Records from a collection:
##########

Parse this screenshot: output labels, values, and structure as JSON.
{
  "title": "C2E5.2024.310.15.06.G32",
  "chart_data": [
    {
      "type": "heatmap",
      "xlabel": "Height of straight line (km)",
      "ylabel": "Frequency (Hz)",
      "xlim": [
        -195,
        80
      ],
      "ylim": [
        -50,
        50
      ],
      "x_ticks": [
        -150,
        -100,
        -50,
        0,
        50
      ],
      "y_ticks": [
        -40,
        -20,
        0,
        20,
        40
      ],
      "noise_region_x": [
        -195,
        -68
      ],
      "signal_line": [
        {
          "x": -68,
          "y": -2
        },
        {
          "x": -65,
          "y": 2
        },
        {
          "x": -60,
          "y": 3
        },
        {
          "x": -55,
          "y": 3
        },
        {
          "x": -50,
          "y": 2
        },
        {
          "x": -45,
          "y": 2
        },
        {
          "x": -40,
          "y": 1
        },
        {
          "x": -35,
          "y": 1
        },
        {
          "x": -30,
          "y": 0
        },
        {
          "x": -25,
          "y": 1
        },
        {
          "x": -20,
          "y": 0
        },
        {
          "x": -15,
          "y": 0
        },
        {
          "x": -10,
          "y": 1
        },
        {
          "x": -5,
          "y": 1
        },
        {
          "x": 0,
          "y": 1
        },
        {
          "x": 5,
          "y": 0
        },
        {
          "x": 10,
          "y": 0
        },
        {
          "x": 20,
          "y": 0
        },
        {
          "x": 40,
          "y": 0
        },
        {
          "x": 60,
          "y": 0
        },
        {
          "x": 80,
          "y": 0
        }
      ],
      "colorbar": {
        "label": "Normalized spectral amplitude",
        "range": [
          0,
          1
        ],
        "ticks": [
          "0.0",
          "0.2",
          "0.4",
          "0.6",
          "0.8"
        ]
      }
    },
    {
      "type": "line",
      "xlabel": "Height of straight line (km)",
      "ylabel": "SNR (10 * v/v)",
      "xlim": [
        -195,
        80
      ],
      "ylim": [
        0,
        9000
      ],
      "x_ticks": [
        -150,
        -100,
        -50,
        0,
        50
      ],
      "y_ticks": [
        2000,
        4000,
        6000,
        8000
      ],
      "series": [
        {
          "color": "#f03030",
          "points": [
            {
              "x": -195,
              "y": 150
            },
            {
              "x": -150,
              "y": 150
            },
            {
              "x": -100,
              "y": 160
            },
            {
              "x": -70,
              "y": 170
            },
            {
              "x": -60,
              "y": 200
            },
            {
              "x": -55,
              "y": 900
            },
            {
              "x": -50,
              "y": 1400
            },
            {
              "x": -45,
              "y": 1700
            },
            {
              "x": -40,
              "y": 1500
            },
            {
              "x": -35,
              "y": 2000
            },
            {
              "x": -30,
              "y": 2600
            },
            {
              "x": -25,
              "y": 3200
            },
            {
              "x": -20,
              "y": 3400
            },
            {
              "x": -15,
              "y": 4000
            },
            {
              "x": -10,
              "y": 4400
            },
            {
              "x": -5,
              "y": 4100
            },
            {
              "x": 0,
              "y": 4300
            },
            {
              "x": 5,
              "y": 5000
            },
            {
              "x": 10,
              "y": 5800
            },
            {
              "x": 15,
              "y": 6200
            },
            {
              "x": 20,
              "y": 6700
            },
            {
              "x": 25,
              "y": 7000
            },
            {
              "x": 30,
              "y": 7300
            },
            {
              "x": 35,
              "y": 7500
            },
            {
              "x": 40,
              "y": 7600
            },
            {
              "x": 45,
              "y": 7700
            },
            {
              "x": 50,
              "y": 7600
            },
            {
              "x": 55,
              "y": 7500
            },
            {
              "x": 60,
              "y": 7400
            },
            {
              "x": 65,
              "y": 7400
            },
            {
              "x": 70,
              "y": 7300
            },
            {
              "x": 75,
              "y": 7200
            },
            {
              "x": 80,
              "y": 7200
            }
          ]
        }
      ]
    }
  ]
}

##########

## [Given instruction]
Within the listing above, find every line containing the string "ylabel" and return it.

## [Output of the task]
      "ylabel": "Frequency (Hz)",
      "ylabel": "SNR (10 * v/v)",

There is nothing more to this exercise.